## Supplied material

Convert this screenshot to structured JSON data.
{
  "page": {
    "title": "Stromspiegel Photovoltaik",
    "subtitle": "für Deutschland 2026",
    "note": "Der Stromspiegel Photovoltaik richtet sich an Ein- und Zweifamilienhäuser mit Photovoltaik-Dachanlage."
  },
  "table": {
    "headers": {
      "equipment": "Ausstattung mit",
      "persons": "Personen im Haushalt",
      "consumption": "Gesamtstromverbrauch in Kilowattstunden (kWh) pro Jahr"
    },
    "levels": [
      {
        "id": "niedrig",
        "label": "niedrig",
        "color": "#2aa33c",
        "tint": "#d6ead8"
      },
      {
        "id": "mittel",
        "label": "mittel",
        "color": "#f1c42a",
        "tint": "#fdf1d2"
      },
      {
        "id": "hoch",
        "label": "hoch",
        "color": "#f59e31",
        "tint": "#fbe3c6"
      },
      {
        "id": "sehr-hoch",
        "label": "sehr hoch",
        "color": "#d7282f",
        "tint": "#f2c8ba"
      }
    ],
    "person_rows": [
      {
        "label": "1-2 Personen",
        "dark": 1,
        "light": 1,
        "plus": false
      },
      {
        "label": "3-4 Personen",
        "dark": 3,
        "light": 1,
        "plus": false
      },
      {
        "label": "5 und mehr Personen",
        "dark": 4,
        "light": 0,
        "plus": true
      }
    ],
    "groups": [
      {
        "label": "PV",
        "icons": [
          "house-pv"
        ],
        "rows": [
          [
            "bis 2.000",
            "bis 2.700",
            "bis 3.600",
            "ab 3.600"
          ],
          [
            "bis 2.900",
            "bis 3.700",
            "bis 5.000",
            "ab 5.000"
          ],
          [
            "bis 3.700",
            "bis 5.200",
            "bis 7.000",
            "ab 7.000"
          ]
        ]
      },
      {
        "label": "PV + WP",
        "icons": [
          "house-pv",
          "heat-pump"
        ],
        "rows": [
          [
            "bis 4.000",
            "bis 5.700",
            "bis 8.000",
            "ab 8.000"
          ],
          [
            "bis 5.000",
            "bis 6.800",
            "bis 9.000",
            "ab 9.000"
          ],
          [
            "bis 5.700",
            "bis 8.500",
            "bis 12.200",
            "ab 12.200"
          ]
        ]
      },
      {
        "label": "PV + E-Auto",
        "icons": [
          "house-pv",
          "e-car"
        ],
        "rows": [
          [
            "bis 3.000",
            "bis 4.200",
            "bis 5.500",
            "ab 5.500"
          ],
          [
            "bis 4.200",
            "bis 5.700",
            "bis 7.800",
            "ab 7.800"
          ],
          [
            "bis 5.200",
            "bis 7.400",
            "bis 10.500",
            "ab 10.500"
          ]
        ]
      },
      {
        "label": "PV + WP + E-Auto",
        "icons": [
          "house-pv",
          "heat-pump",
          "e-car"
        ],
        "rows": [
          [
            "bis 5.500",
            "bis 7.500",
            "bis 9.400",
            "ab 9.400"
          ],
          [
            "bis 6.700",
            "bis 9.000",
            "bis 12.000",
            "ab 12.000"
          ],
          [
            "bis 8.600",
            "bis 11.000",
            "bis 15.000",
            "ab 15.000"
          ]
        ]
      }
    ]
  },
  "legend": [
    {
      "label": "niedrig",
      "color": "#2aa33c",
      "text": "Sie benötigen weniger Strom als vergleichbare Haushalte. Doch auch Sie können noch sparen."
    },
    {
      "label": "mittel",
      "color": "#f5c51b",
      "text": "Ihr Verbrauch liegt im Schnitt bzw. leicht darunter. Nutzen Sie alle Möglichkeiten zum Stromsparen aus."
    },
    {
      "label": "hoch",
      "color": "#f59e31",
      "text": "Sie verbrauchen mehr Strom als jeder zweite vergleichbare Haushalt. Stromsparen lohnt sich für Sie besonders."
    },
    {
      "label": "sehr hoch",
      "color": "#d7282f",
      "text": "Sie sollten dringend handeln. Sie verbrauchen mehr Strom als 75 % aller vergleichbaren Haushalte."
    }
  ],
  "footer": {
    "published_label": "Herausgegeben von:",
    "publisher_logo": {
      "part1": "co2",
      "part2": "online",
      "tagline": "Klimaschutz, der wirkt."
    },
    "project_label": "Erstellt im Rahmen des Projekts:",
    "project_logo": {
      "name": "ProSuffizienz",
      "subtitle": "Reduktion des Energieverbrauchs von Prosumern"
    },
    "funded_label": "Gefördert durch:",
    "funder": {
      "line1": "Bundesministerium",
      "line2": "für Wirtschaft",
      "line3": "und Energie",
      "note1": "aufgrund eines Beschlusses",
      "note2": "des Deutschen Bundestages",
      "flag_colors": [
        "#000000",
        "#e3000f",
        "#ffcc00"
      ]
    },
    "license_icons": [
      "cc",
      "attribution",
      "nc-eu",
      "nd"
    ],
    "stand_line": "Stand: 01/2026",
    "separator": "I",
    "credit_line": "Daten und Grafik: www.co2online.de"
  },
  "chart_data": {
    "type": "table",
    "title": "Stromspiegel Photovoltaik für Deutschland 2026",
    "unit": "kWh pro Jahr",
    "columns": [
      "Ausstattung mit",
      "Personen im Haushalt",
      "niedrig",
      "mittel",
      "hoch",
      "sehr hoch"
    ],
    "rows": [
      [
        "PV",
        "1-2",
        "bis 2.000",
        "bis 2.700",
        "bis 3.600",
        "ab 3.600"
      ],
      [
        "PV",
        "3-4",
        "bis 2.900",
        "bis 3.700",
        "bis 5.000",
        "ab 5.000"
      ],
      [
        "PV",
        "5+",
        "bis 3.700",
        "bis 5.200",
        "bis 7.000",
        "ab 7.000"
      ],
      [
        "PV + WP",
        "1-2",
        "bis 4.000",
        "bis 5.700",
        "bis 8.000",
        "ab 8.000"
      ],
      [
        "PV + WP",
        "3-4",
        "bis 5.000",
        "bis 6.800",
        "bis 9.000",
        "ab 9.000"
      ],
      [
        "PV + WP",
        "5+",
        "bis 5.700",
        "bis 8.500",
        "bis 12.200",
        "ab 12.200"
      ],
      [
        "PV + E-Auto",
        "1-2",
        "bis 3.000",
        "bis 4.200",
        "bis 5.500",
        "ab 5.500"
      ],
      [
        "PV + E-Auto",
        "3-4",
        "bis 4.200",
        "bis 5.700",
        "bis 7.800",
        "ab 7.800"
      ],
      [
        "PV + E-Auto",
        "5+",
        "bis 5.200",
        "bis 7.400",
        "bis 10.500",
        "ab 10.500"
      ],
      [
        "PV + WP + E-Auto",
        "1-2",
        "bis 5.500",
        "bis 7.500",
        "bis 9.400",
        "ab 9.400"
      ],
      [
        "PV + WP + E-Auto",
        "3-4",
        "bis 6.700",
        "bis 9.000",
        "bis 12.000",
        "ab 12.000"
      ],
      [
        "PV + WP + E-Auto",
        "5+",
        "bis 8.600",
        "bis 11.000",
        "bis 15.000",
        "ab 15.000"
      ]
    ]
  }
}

## Problem details
Copy each line of the listing that includes "Photovoltaik".

## Answer to this problem
    "title": "Stromspiegel Photovoltaik",
    "note": "Der Stromspiegel Photovoltaik richtet sich an Ein- und Zweifamilienhäuser mit Photovoltaik-Dachanlage."
    "title": "Stromspiegel Photovoltaik für Deutschland 2026",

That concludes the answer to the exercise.